Items from a dataset:
#####
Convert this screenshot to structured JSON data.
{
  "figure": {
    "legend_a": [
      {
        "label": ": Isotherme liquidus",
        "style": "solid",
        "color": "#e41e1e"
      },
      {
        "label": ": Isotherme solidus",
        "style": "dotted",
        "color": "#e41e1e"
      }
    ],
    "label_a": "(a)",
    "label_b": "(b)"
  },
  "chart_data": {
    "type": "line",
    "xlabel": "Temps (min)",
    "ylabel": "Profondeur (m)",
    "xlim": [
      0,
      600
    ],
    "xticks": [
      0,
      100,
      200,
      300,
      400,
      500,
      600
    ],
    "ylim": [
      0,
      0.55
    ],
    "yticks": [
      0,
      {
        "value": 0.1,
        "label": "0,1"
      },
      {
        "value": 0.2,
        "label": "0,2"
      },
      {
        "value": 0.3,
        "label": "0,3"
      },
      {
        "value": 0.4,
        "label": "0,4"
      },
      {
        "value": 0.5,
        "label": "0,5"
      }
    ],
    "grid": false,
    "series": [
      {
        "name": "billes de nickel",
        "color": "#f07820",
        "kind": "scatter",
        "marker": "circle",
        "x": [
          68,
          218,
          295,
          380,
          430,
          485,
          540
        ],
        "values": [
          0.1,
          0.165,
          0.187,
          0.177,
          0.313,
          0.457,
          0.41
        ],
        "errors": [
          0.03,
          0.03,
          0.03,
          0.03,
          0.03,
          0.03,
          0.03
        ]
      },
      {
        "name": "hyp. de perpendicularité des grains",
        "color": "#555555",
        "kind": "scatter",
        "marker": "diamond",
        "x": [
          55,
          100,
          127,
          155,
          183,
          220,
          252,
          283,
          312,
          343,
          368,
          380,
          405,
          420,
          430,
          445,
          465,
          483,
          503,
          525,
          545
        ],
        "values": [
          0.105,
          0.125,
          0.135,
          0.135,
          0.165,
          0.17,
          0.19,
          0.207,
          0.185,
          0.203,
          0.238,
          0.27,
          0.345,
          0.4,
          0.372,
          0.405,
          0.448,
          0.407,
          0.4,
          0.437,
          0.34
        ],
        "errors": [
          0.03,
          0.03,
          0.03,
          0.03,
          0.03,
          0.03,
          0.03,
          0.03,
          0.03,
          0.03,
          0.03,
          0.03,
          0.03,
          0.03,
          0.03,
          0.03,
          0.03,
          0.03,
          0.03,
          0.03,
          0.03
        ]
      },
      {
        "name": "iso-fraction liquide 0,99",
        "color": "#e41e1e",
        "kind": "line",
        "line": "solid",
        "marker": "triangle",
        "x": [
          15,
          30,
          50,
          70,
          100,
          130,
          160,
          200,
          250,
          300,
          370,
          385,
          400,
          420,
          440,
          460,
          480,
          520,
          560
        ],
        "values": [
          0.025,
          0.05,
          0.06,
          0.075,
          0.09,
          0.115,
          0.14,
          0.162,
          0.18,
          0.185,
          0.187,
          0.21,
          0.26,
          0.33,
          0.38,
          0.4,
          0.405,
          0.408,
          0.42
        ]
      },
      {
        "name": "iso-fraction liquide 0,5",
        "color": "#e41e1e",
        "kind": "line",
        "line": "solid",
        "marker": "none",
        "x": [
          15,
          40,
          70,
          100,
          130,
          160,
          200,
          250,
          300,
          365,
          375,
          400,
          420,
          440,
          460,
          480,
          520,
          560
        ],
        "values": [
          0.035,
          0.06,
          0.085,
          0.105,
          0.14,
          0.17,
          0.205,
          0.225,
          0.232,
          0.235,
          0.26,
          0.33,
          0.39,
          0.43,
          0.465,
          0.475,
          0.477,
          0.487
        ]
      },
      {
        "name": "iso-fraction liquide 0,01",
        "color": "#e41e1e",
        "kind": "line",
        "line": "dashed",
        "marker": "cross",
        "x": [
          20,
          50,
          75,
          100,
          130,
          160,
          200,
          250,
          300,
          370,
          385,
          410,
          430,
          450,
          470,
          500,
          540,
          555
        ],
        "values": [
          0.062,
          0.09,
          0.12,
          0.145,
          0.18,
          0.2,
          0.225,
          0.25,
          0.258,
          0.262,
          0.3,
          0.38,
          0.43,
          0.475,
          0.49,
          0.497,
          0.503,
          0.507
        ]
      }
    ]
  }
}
#####
- SHORT EXERCISE -
Transcribe all entries exactly as they are given.

- WRITTEN ANSWER -
Convert this screenshot to structured JSON data.
{
  "figure": {
    "legend_a": [
      {
        "label": ": Isotherme liquidus",
        "style": "solid",
        "color": "#e41e1e"
      },
      {
        "label": ": Isotherme solidus",
        "style": "dotted",
        "color": "#e41e1e"
      }
    ],
    "label_a": "(a)",
    "label_b": "(b)"
  },
  "chart_data": {
    "type": "line",
    "xlabel": "Temps (min)",
    "ylabel": "Profondeur (m)",
    "xlim": [
      0,
      600
    ],
    "xticks": [
      0,
      100,
      200,
      300,
      400,
      500,
      600
    ],
    "ylim": [
      0,
      0.55
    ],
    "yticks": [
      0,
      {
        "value": 0.1,
        "label": "0,1"
      },
      {
        "value": 0.2,
        "label": "0,2"
      },
      {
        "value": 0.3,
        "label": "0,3"
      },
      {
        "value": 0.4,
        "label": "0,4"
      },
      {
        "value": 0.5,
        "label": "0,5"
      }
    ],
    "grid": false,
    "series": [
      {
        "name": "billes de nickel",
        "color": "#f07820",
        "kind": "scatter",
        "marker": "circle",
        "x": [
          68,
          218,
          295,
          380,
          430,
          485,
          540
        ],
        "values": [
          0.1,
          0.165,
          0.187,
          0.177,
          0.313,
          0.457,
          0.41
        ],
        "errors": [
          0.03,
          0.03,
          0.03,
          0.03,
          0.03,
          0.03,
          0.03
        ]
      },
      {
        "name": "hyp. de perpendicularité des grains",
        "color": "#555555",
        "kind": "scatter",
        "marker": "diamond",
        "x": [
          55,
          100,
          127,
          155,
          183,
          220,
          252,
          283,
          312,
          343,
          368,
          380,
          405,
          420,
          430,
          445,
          465,
          483,
          503,
          525,
          545
        ],
        "values": [
          0.105,
          0.125,
          0.135,
          0.135,
          0.165,
          0.17,
          0.19,
          0.207,
          0.185,
          0.203,
          0.238,
          0.27,
          0.345,
          0.4,
          0.372,
          0.405,
          0.448,
          0.407,
          0.4,
          0.437,
          0.34
        ],
        "errors": [
          0.03,
          0.03,
          0.03,
          0.03,
          0.03,
          0.03,
          0.03,
          0.03,
          0.03,
          0.03,
          0.03,
          0.03,
          0.03,
          0.03,
          0.03,
          0.03,
          0.03,
          0.03,
          0.03,
          0.03,
          0.03
        ]
      },
      {
        "name": "iso-fraction liquide 0,99",
        "color": "#e41e1e",
        "kind": "line",
        "line": "solid",
        "marker": "triangle",
        "x": [
          15,
          30,
          50,
          70,
          100,
          130,
          160,
          200,
          250,
          300,
          370,
          385,
          400,
          420,
          440,
          460,
          480,
          520,
          560
        ],
        "values": [
          0.025,
          0.05,
          0.06,
          0.075,
          0.09,
          0.115,
          0.14,
          0.162,
          0.18,
          0.185,
          0.187,
          0.21,
          0.26,
          0.33,
          0.38,
          0.4,
          0.405,
          0.408,
          0.42
        ]
      },
      {
        "name": "iso-fraction liquide 0,5",
        "color": "#e41e1e",
        "kind": "line",
        "line": "solid",
        "marker": "none",
        "x": [
          15,
          40,
          70,
          100,
          130,
          160,
          200,
          250,
          300,
          365,
          375,
          400,
          420,
          440,
          460,
          480,
          520,
          560
        ],
        "values": [
          0.035,
          0.06,
          0.085,
          0.105,
          0.14,
          0.17,
          0.205,
          0.225,
          0.232,
          0.235,
          0.26,
          0.33,
          0.39,
          0.43,
          0.465,
          0.475,
          0.477,
          0.487
        ]
      },
      {
        "name": "iso-fraction liquide 0,01",
        "color": "#e41e1e",
        "kind": "line",
        "line": "dashed",
        "marker": "cross",
        "x": [
          20,
          50,
          75,
          100,
          130,
          160,
          200,
          250,
          300,
          370,
          385,
          410,
          430,
          450,
          470,
          500,
          540,
          555
        ],
        "values": [
          0.062,
          0.09,
          0.12,
          0.145,
          0.18,
          0.2,
          0.225,
          0.25,
          0.258,
          0.262,
          0.3,
          0.38,
          0.43,
          0.475,
          0.49,
          0.497,
          0.503,
          0.507
        ]
      }
    ]
  }
}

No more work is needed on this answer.